WRITTEN INSTRUCTION: Take the entries below and print all of them exactly, please.

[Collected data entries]

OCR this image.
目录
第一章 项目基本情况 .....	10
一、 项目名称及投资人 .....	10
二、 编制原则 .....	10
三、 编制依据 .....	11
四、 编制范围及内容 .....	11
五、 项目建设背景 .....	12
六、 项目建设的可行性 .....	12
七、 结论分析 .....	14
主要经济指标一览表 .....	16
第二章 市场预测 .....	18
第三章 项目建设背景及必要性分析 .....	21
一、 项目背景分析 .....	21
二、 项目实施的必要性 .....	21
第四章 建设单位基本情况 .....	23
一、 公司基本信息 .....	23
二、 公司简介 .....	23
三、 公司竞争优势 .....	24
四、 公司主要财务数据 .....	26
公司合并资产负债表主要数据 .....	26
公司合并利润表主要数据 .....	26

ANSWER TO THIS PROBLEM:
OCR this image.
目录
第一章 项目基本情况 .....	10
一、 项目名称及投资人 .....	10
二、 编制原则 .....	10
三、 编制依据 .....	11
四、 编制范围及内容 .....	11
五、 项目建设背景 .....	12
六、 项目建设的可行性 .....	12
七、 结论分析 .....	14
主要经济指标一览表 .....	16
第二章 市场预测 .....	18
第三章 项目建设背景及必要性分析 .....	21
一、 项目背景分析 .....	21
二、 项目实施的必要性 .....	21
第四章 建设单位基本情况 .....	23
一、 公司基本信息 .....	23
二、 公司简介 .....	23
三、 公司竞争优势 .....	24
四、 公司主要财务数据 .....	26
公司合并资产负债表主要数据 .....	26
公司合并利润表主要数据 .....	26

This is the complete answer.